• **SET PROBLEM**
Only the pictures are left out: repeat the rest of the entries exactly.

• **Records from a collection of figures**
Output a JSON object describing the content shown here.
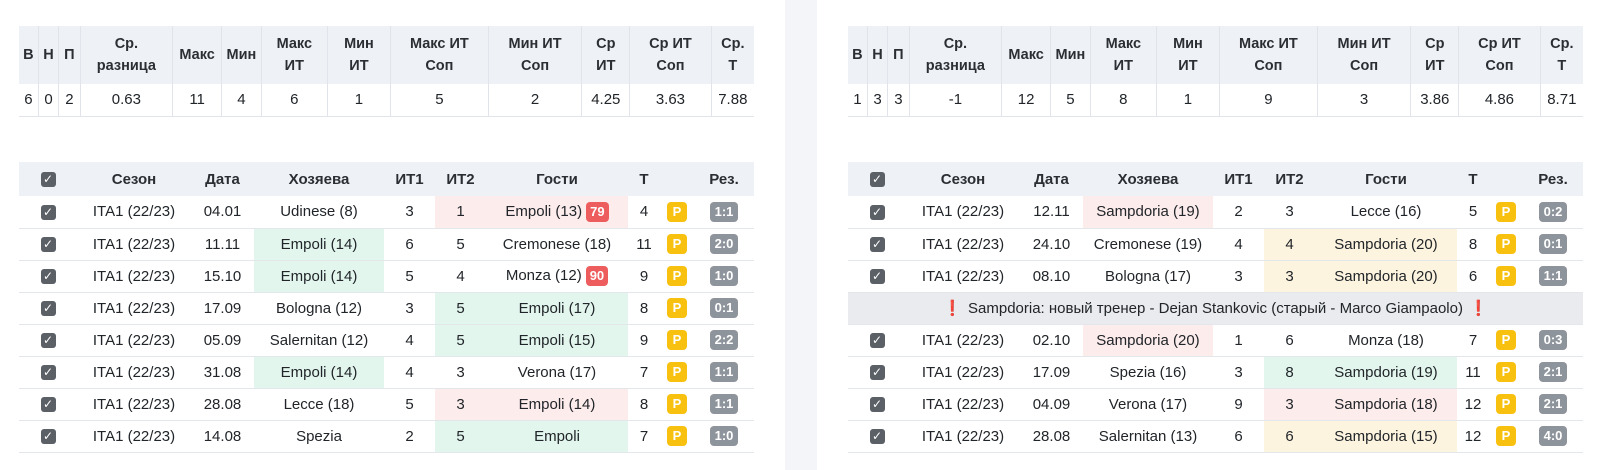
{
  "stats_headers": [
    "В",
    "Н",
    "П",
    "Ср.\nразница",
    "Макс",
    "Мин",
    "Макс\nИТ",
    "Мин\nИТ",
    "Макс ИТ\nСоп",
    "Мин ИТ\nСоп",
    "Ср\nИТ",
    "Ср ИТ\nСоп",
    "Ср.\nТ"
  ],
  "games_headers": {
    "season": "Сезон",
    "date": "Дата",
    "home": "Хозяева",
    "it1": "ИТ1",
    "it2": "ИТ2",
    "away": "Гости",
    "total": "Т",
    "result": "Рез."
  },
  "checkbox_glyph": "✓",
  "left": {
    "stats": [
      "6",
      "0",
      "2",
      "0.63",
      "11",
      "4",
      "6",
      "1",
      "5",
      "2",
      "4.25",
      "3.63",
      "7.88"
    ],
    "games": [
      {
        "season": "ITA1 (22/23)",
        "date": "04.01",
        "home": "Udinese (8)",
        "it1": "3",
        "it2": "1",
        "away": "Empoli (13)",
        "minute": "79",
        "total": "4",
        "p": "P",
        "result": "1:1",
        "hl": "away",
        "hlc": "loss"
      },
      {
        "season": "ITA1 (22/23)",
        "date": "11.11",
        "home": "Empoli (14)",
        "it1": "6",
        "it2": "5",
        "away": "Cremonese (18)",
        "minute": "",
        "total": "11",
        "p": "P",
        "result": "2:0",
        "hl": "home",
        "hlc": "win"
      },
      {
        "season": "ITA1 (22/23)",
        "date": "15.10",
        "home": "Empoli (14)",
        "it1": "5",
        "it2": "4",
        "away": "Monza (12)",
        "minute": "90",
        "total": "9",
        "p": "P",
        "result": "1:0",
        "hl": "home",
        "hlc": "win"
      },
      {
        "season": "ITA1 (22/23)",
        "date": "17.09",
        "home": "Bologna (12)",
        "it1": "3",
        "it2": "5",
        "away": "Empoli (17)",
        "minute": "",
        "total": "8",
        "p": "P",
        "result": "0:1",
        "hl": "away",
        "hlc": "win"
      },
      {
        "season": "ITA1 (22/23)",
        "date": "05.09",
        "home": "Salernitan (12)",
        "it1": "4",
        "it2": "5",
        "away": "Empoli (15)",
        "minute": "",
        "total": "9",
        "p": "P",
        "result": "2:2",
        "hl": "away",
        "hlc": "win"
      },
      {
        "season": "ITA1 (22/23)",
        "date": "31.08",
        "home": "Empoli (14)",
        "it1": "4",
        "it2": "3",
        "away": "Verona (17)",
        "minute": "",
        "total": "7",
        "p": "P",
        "result": "1:1",
        "hl": "home",
        "hlc": "win"
      },
      {
        "season": "ITA1 (22/23)",
        "date": "28.08",
        "home": "Lecce (18)",
        "it1": "5",
        "it2": "3",
        "away": "Empoli (14)",
        "minute": "",
        "total": "8",
        "p": "P",
        "result": "1:1",
        "hl": "away",
        "hlc": "loss"
      },
      {
        "season": "ITA1 (22/23)",
        "date": "14.08",
        "home": "Spezia",
        "it1": "2",
        "it2": "5",
        "away": "Empoli",
        "minute": "",
        "total": "7",
        "p": "P",
        "result": "1:0",
        "hl": "away",
        "hlc": "win"
      }
    ],
    "note": null
  },
  "right": {
    "stats": [
      "1",
      "3",
      "3",
      "-1",
      "12",
      "5",
      "8",
      "1",
      "9",
      "3",
      "3.86",
      "4.86",
      "8.71"
    ],
    "games": [
      {
        "season": "ITA1 (22/23)",
        "date": "12.11",
        "home": "Sampdoria (19)",
        "it1": "2",
        "it2": "3",
        "away": "Lecce (16)",
        "minute": "",
        "total": "5",
        "p": "P",
        "result": "0:2",
        "hl": "home",
        "hlc": "loss"
      },
      {
        "season": "ITA1 (22/23)",
        "date": "24.10",
        "home": "Cremonese (19)",
        "it1": "4",
        "it2": "4",
        "away": "Sampdoria (20)",
        "minute": "",
        "total": "8",
        "p": "P",
        "result": "0:1",
        "hl": "away",
        "hlc": "draw"
      },
      {
        "season": "ITA1 (22/23)",
        "date": "08.10",
        "home": "Bologna (17)",
        "it1": "3",
        "it2": "3",
        "away": "Sampdoria (20)",
        "minute": "",
        "total": "6",
        "p": "P",
        "result": "1:1",
        "hl": "away",
        "hlc": "draw"
      },
      {
        "season": "ITA1 (22/23)",
        "date": "02.10",
        "home": "Sampdoria (20)",
        "it1": "1",
        "it2": "6",
        "away": "Monza (18)",
        "minute": "",
        "total": "7",
        "p": "P",
        "result": "0:3",
        "hl": "home",
        "hlc": "loss"
      },
      {
        "season": "ITA1 (22/23)",
        "date": "17.09",
        "home": "Spezia (16)",
        "it1": "3",
        "it2": "8",
        "away": "Sampdoria (19)",
        "minute": "",
        "total": "11",
        "p": "P",
        "result": "2:1",
        "hl": "away",
        "hlc": "win"
      },
      {
        "season": "ITA1 (22/23)",
        "date": "04.09",
        "home": "Verona (17)",
        "it1": "9",
        "it2": "3",
        "away": "Sampdoria (18)",
        "minute": "",
        "total": "12",
        "p": "P",
        "result": "2:1",
        "hl": "away",
        "hlc": "loss"
      },
      {
        "season": "ITA1 (22/23)",
        "date": "28.08",
        "home": "Salernitan (13)",
        "it1": "6",
        "it2": "6",
        "away": "Sampdoria (15)",
        "minute": "",
        "total": "12",
        "p": "P",
        "result": "4:0",
        "hl": "away",
        "hlc": "draw"
      }
    ],
    "note": {
      "after_index": 2,
      "text": "Sampdoria: новый тренер - Dejan Stankovic (старый - Marco Giampaolo)",
      "mark": "❗"
    }
  }
}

• **RESULT OF THIS EXERCISE**
Output a JSON object describing the content shown here.
{
  "stats_headers": [
    "В",
    "Н",
    "П",
    "Ср.\nразница",
    "Макс",
    "Мин",
    "Макс\nИТ",
    "Мин\nИТ",
    "Макс ИТ\nСоп",
    "Мин ИТ\nСоп",
    "Ср\nИТ",
    "Ср ИТ\nСоп",
    "Ср.\nТ"
  ],
  "games_headers": {
    "season": "Сезон",
    "date": "Дата",
    "home": "Хозяева",
    "it1": "ИТ1",
    "it2": "ИТ2",
    "away": "Гости",
    "total": "Т",
    "result": "Рез."
  },
  "checkbox_glyph": "✓",
  "left": {
    "stats": [
      "6",
      "0",
      "2",
      "0.63",
      "11",
      "4",
      "6",
      "1",
      "5",
      "2",
      "4.25",
      "3.63",
      "7.88"
    ],
    "games": [
      {
        "season": "ITA1 (22/23)",
        "date": "04.01",
        "home": "Udinese (8)",
        "it1": "3",
        "it2": "1",
        "away": "Empoli (13)",
        "minute": "79",
        "total": "4",
        "p": "P",
        "result": "1:1",
        "hl": "away",
        "hlc": "loss"
      },
      {
        "season": "ITA1 (22/23)",
        "date": "11.11",
        "home": "Empoli (14)",
        "it1": "6",
        "it2": "5",
        "away": "Cremonese (18)",
        "minute": "",
        "total": "11",
        "p": "P",
        "result": "2:0",
        "hl": "home",
        "hlc": "win"
      },
      {
        "season": "ITA1 (22/23)",
        "date": "15.10",
        "home": "Empoli (14)",
        "it1": "5",
        "it2": "4",
        "away": "Monza (12)",
        "minute": "90",
        "total": "9",
        "p": "P",
        "result": "1:0",
        "hl": "home",
        "hlc": "win"
      },
      {
        "season": "ITA1 (22/23)",
        "date": "17.09",
        "home": "Bologna (12)",
        "it1": "3",
        "it2": "5",
        "away": "Empoli (17)",
        "minute": "",
        "total": "8",
        "p": "P",
        "result": "0:1",
        "hl": "away",
        "hlc": "win"
      },
      {
        "season": "ITA1 (22/23)",
        "date": "05.09",
        "home": "Salernitan (12)",
        "it1": "4",
        "it2": "5",
        "away": "Empoli (15)",
        "minute": "",
        "total": "9",
        "p": "P",
        "result": "2:2",
        "hl": "away",
        "hlc": "win"
      },
      {
        "season": "ITA1 (22/23)",
        "date": "31.08",
        "home": "Empoli (14)",
        "it1": "4",
        "it2": "3",
        "away": "Verona (17)",
        "minute": "",
        "total": "7",
        "p": "P",
        "result": "1:1",
        "hl": "home",
        "hlc": "win"
      },
      {
        "season": "ITA1 (22/23)",
        "date": "28.08",
        "home": "Lecce (18)",
        "it1": "5",
        "it2": "3",
        "away": "Empoli (14)",
        "minute": "",
        "total": "8",
        "p": "P",
        "result": "1:1",
        "hl": "away",
        "hlc": "loss"
      },
      {
        "season": "ITA1 (22/23)",
        "date": "14.08",
        "home": "Spezia",
        "it1": "2",
        "it2": "5",
        "away": "Empoli",
        "minute": "",
        "total": "7",
        "p": "P",
        "result": "1:0",
        "hl": "away",
        "hlc": "win"
      }
    ],
    "note": null
  },
  "right": {
    "stats": [
      "1",
      "3",
      "3",
      "-1",
      "12",
      "5",
      "8",
      "1",
      "9",
      "3",
      "3.86",
      "4.86",
      "8.71"
    ],
    "games": [
      {
        "season": "ITA1 (22/23)",
        "date": "12.11",
        "home": "Sampdoria (19)",
        "it1": "2",
        "it2": "3",
        "away": "Lecce (16)",
        "minute": "",
        "total": "5",
        "p": "P",
        "result": "0:2",
        "hl": "home",
        "hlc": "loss"
      },
      {
        "season": "ITA1 (22/23)",
        "date": "24.10",
        "home": "Cremonese (19)",
        "it1": "4",
        "it2": "4",
        "away": "Sampdoria (20)",
        "minute": "",
        "total": "8",
        "p": "P",
        "result": "0:1",
        "hl": "away",
        "hlc": "draw"
      },
      {
        "season": "ITA1 (22/23)",
        "date": "08.10",
        "home": "Bologna (17)",
        "it1": "3",
        "it2": "3",
        "away": "Sampdoria (20)",
        "minute": "",
        "total": "6",
        "p": "P",
        "result": "1:1",
        "hl": "away",
        "hlc": "draw"
      },
      {
        "season": "ITA1 (22/23)",
        "date": "02.10",
        "home": "Sampdoria (20)",
        "it1": "1",
        "it2": "6",
        "away": "Monza (18)",
        "minute": "",
        "total": "7",
        "p": "P",
        "result": "0:3",
        "hl": "home",
        "hlc": "loss"
      },
      {
        "season": "ITA1 (22/23)",
        "date": "17.09",
        "home": "Spezia (16)",
        "it1": "3",
        "it2": "8",
        "away": "Sampdoria (19)",
        "minute": "",
        "total": "11",
        "p": "P",
        "result": "2:1",
        "hl": "away",
        "hlc": "win"
      },
      {
        "season": "ITA1 (22/23)",
        "date": "04.09",
        "home": "Verona (17)",
        "it1": "9",
        "it2": "3",
        "away": "Sampdoria (18)",
        "minute": "",
        "total": "12",
        "p": "P",
        "result": "2:1",
        "hl": "away",
        "hlc": "loss"
      },
      {
        "season": "ITA1 (22/23)",
        "date": "28.08",
        "home": "Salernitan (13)",
        "it1": "6",
        "it2": "6",
        "away": "Sampdoria (15)",
        "minute": "",
        "total": "12",
        "p": "P",
        "result": "4:0",
        "hl": "away",
        "hlc": "draw"
      }
    ],
    "note": {
      "after_index": 2,
      "text": "Sampdoria: новый тренер - Dejan Stankovic (старый - Marco Giampaolo)",
      "mark": "❗"
    }
  }
}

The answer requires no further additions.